Written exercise.
Write out every single entry exactly.

+++

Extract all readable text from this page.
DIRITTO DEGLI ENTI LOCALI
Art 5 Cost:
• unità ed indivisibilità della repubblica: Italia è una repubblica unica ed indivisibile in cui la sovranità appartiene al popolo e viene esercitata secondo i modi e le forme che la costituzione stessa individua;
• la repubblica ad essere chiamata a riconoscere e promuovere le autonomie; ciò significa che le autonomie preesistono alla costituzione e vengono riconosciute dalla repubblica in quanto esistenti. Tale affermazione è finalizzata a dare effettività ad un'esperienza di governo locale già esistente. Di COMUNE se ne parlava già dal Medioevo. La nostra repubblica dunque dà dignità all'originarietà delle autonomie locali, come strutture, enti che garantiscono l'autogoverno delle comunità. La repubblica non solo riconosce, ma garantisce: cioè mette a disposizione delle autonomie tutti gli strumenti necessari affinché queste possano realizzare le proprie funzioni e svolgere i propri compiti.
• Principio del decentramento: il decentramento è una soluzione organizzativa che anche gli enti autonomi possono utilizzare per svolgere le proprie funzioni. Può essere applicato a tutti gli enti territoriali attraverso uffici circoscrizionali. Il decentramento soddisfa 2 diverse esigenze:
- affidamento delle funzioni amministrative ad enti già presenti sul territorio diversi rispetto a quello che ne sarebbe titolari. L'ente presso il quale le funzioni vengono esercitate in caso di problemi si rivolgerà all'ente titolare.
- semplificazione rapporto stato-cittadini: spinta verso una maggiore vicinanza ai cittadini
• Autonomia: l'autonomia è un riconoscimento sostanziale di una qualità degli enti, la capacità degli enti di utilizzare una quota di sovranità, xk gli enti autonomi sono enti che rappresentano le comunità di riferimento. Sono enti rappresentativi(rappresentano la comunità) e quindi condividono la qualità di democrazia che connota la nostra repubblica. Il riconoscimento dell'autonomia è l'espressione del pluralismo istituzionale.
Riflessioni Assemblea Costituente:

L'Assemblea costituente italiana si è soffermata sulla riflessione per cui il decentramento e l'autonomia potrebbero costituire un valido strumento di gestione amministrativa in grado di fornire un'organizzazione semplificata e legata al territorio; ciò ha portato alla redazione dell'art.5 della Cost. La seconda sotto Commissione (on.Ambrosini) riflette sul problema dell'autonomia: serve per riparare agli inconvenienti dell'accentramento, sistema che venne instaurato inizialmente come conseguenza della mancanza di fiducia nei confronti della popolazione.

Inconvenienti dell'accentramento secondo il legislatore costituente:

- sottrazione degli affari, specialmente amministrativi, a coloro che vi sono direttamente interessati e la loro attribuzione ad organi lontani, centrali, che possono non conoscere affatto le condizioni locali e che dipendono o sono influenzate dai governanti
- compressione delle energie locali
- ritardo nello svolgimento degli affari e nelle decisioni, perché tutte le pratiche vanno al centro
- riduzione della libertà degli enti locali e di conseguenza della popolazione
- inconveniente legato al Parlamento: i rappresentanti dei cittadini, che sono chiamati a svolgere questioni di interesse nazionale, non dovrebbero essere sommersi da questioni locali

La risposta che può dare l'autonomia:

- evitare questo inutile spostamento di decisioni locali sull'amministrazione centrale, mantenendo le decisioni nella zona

+++

Output.
Extract all readable text from this page.
DIRITTO DEGLI ENTI LOCALI
Art 5 Cost:
• unità ed indivisibilità della repubblica: Italia è una repubblica unica ed indivisibile in cui la sovranità appartiene al popolo e viene esercitata secondo i modi e le forme che la costituzione stessa individua;
• la repubblica ad essere chiamata a riconoscere e promuovere le autonomie; ciò significa che le autonomie preesistono alla costituzione e vengono riconosciute dalla repubblica in quanto esistenti. Tale affermazione è finalizzata a dare effettività ad un'esperienza di governo locale già esistente. Di COMUNE se ne parlava già dal Medioevo. La nostra repubblica dunque dà dignità all'originarietà delle autonomie locali, come strutture, enti che garantiscono l'autogoverno delle comunità. La repubblica non solo riconosce, ma garantisce: cioè mette a disposizione delle autonomie tutti gli strumenti necessari affinché queste possano realizzare le proprie funzioni e svolgere i propri compiti.
• Principio del decentramento: il decentramento è una soluzione organizzativa che anche gli enti autonomi possono utilizzare per svolgere le proprie funzioni. Può essere applicato a tutti gli enti territoriali attraverso uffici circoscrizionali. Il decentramento soddisfa 2 diverse esigenze:
- affidamento delle funzioni amministrative ad enti già presenti sul territorio diversi rispetto a quello che ne sarebbe titolari. L'ente presso il quale le funzioni vengono esercitate in caso di problemi si rivolgerà all'ente titolare.
- semplificazione rapporto stato-cittadini: spinta verso una maggiore vicinanza ai cittadini
• Autonomia: l'autonomia è un riconoscimento sostanziale di una qualità degli enti, la capacità degli enti di utilizzare una quota di sovranità, xk gli enti autonomi sono enti che rappresentano le comunità di riferimento. Sono enti rappresentativi(rappresentano la comunità) e quindi condividono la qualità di democrazia che connota la nostra repubblica. Il riconoscimento dell'autonomia è l'espressione del pluralismo istituzionale.
Riflessioni Assemblea Costituente:

L'Assemblea costituente italiana si è soffermata sulla riflessione per cui il decentramento e l'autonomia potrebbero costituire un valido strumento di gestione amministrativa in grado di fornire un'organizzazione semplificata e legata al territorio; ciò ha portato alla redazione dell'art.5 della Cost. La seconda sotto Commissione (on.Ambrosini) riflette sul problema dell'autonomia: serve per riparare agli inconvenienti dell'accentramento, sistema che venne instaurato inizialmente come conseguenza della mancanza di fiducia nei confronti della popolazione.

Inconvenienti dell'accentramento secondo il legislatore costituente:

- sottrazione degli affari, specialmente amministrativi, a coloro che vi sono direttamente interessati e la loro attribuzione ad organi lontani, centrali, che possono non conoscere affatto le condizioni locali e che dipendono o sono influenzate dai governanti
- compressione delle energie locali
- ritardo nello svolgimento degli affari e nelle decisioni, perché tutte le pratiche vanno al centro
- riduzione della libertà degli enti locali e di conseguenza della popolazione
- inconveniente legato al Parlamento: i rappresentanti dei cittadini, che sono chiamati a svolgere questioni di interesse nazionale, non dovrebbero essere sommersi da questioni locali

La risposta che può dare l'autonomia:

- evitare questo inutile spostamento di decisioni locali sull'amministrazione centrale, mantenendo le decisioni nella zona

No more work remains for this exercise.